What you are asked to do:
Print each line exactly as it is given.

Excerpt from a dataset:
○ ○ ○
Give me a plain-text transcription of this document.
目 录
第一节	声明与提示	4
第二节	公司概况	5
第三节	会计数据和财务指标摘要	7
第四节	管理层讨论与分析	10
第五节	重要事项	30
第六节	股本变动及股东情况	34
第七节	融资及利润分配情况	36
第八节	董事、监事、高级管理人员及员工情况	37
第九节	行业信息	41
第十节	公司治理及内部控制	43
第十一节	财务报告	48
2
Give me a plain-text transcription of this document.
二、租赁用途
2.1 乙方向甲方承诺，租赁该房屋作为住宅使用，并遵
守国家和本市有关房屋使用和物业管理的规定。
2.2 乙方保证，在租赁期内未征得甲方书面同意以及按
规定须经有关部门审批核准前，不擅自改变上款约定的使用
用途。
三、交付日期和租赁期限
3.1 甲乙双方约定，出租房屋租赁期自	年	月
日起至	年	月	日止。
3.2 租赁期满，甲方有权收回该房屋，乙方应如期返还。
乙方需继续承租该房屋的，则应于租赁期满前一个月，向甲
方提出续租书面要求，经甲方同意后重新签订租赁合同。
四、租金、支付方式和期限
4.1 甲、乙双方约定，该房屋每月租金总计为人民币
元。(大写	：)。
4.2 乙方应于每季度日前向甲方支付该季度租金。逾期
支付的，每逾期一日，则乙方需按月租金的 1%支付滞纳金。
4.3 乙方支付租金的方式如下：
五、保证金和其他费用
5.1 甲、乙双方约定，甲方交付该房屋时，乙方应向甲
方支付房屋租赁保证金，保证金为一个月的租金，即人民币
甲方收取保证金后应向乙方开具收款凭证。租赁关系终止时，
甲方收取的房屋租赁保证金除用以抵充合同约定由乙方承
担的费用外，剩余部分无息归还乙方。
○ ○ ○
The answer:
Give me a plain-text transcription of this document.
目 录
第一节	声明与提示	4
第二节	公司概况	5
第三节	会计数据和财务指标摘要	7
第四节	管理层讨论与分析	10
第五节	重要事项	30
第六节	股本变动及股东情况	34
第七节	融资及利润分配情况	36
第八节	董事、监事、高级管理人员及员工情况	37
第九节	行业信息	41
第十节	公司治理及内部控制	43
第十一节	财务报告	48
2
Give me a plain-text transcription of this document.
二、租赁用途
2.1 乙方向甲方承诺，租赁该房屋作为住宅使用，并遵
守国家和本市有关房屋使用和物业管理的规定。
2.2 乙方保证，在租赁期内未征得甲方书面同意以及按
规定须经有关部门审批核准前，不擅自改变上款约定的使用
用途。
三、交付日期和租赁期限
3.1 甲乙双方约定，出租房屋租赁期自	年	月
日起至	年	月	日止。
3.2 租赁期满，甲方有权收回该房屋，乙方应如期返还。
乙方需继续承租该房屋的，则应于租赁期满前一个月，向甲
方提出续租书面要求，经甲方同意后重新签订租赁合同。
四、租金、支付方式和期限
4.1 甲、乙双方约定，该房屋每月租金总计为人民币
元。(大写	：)。
4.2 乙方应于每季度日前向甲方支付该季度租金。逾期
支付的，每逾期一日，则乙方需按月租金的 1%支付滞纳金。
4.3 乙方支付租金的方式如下：
五、保证金和其他费用
5.1 甲、乙双方约定，甲方交付该房屋时，乙方应向甲
方支付房屋租赁保证金，保证金为一个月的租金，即人民币
甲方收取保证金后应向乙方开具收款凭证。租赁关系终止时，
甲方收取的房屋租赁保证金除用以抵充合同约定由乙方承
担的费用外，剩余部分无息归还乙方。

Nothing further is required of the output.